WHAT THE TASK ASKS:
Everything from the line with "Read all visible" to the end of the data should be restated word for word, and nothing before it.

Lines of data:
(begin)

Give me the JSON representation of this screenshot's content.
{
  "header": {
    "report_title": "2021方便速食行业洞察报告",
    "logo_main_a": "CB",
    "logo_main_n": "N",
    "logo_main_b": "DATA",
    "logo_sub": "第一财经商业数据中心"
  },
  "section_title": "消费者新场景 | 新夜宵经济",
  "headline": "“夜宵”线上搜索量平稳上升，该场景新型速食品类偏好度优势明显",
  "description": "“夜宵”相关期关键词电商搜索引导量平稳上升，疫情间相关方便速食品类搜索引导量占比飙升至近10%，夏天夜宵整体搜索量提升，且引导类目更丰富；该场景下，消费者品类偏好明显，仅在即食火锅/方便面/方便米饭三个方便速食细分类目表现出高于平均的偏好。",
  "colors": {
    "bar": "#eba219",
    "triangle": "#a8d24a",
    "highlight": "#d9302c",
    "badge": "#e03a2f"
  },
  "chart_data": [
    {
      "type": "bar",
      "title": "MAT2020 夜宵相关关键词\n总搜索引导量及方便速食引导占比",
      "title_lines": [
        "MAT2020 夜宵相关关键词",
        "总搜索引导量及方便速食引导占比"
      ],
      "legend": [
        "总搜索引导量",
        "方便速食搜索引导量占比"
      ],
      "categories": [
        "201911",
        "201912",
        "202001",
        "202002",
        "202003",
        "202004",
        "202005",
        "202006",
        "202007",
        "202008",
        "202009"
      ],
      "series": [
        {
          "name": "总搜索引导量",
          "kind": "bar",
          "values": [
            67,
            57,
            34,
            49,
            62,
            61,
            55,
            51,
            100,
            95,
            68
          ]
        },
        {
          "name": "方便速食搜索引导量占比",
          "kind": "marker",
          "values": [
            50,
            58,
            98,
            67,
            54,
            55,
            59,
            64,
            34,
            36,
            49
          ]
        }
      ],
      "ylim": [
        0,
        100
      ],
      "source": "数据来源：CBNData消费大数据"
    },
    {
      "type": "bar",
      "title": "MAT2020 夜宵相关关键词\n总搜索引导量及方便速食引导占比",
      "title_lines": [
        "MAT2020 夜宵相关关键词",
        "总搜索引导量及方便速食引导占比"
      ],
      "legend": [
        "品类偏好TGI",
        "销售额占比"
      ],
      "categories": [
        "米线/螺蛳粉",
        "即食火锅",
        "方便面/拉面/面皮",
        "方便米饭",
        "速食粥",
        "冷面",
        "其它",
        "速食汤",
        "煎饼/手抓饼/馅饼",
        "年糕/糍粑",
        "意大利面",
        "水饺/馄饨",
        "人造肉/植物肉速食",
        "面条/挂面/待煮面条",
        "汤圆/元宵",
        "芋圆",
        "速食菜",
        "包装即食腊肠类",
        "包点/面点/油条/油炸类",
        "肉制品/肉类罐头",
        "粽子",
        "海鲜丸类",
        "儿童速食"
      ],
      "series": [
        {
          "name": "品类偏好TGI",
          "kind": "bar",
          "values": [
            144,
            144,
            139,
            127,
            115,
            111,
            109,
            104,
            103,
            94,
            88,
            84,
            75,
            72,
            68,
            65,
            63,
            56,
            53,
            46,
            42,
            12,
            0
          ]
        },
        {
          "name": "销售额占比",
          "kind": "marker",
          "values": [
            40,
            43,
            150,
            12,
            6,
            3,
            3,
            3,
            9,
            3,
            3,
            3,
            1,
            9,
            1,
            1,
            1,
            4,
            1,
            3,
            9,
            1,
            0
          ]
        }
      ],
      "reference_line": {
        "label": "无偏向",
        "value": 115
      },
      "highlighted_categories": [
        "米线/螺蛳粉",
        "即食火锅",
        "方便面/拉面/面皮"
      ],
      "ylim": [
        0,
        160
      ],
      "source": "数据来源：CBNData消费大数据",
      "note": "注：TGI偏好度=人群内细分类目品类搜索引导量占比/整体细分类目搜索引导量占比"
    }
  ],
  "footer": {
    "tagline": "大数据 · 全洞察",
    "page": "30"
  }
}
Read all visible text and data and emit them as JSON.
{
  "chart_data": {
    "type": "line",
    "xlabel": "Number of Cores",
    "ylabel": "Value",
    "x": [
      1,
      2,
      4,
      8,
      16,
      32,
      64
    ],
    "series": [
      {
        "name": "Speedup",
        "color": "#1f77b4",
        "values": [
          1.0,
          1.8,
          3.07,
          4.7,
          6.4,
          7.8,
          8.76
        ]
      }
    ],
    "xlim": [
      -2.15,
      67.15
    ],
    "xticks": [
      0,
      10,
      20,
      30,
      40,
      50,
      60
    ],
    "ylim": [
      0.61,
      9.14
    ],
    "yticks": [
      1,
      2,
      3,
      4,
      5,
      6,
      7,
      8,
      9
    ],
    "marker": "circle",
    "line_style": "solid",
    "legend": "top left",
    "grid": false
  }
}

(end)

THE ANSWER:
Read all visible text and data and emit them as JSON.
{
  "chart_data": {
    "type": "line",
    "xlabel": "Number of Cores",
    "ylabel": "Value",
    "x": [
      1,
      2,
      4,
      8,
      16,
      32,
      64
    ],
    "series": [
      {
        "name": "Speedup",
        "color": "#1f77b4",
        "values": [
          1.0,
          1.8,
          3.07,
          4.7,
          6.4,
          7.8,
          8.76
        ]
      }
    ],
    "xlim": [
      -2.15,
      67.15
    ],
    "xticks": [
      0,
      10,
      20,
      30,
      40,
      50,
      60
    ],
    "ylim": [
      0.61,
      9.14
    ],
    "yticks": [
      1,
      2,
      3,
      4,
      5,
      6,
      7,
      8,
      9
    ],
    "marker": "circle",
    "line_style": "solid",
    "legend": "top left",
    "grid": false
  }
}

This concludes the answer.